------ THE RECORDS

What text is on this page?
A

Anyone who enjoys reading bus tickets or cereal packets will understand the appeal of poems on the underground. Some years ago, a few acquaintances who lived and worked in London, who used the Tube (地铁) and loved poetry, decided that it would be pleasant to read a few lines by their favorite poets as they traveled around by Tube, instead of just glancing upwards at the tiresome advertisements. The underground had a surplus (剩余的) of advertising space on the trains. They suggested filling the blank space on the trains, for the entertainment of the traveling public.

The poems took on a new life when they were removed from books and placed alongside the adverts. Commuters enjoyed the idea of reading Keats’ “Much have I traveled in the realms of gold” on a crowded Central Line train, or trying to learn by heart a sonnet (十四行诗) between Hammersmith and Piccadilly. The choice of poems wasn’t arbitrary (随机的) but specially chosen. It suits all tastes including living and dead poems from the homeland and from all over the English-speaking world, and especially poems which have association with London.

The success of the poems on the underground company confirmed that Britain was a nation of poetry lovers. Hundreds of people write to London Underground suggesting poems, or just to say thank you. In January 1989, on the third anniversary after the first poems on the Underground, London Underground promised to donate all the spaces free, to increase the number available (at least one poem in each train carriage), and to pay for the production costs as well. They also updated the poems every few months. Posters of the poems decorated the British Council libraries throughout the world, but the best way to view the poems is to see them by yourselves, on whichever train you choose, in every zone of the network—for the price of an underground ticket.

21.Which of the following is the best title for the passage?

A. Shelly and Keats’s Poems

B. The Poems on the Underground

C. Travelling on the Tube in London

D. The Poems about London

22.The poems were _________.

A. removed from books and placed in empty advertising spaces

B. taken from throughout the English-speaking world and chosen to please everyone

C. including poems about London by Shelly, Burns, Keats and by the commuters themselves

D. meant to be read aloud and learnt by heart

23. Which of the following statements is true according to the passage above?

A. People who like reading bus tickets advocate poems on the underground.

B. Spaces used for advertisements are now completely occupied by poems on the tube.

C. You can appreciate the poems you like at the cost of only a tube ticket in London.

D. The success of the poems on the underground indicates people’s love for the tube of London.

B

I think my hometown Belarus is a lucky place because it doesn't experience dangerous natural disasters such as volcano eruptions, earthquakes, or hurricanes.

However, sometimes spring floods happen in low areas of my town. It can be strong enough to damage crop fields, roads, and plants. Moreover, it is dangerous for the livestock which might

------------

PROBLEM TO WORK ON »
Using the listing, collect all lines in which the string "were" is found.

EXERCISE RESPONSE »
The poems took on a new life when they were removed from books and placed alongside the adverts. Commuters enjoyed the idea of reading Keats’ “Much have I traveled in the realms of gold” on a crowded Central Line train, or trying to learn by heart a sonnet (十四行诗) between Hammersmith and Piccadilly. The choice of poems wasn’t arbitrary (随机的) but specially chosen. It suits all tastes including living and dead poems from the homeland and from all over the English-speaking world, and especially poems which have association with London.
22.The poems were _________.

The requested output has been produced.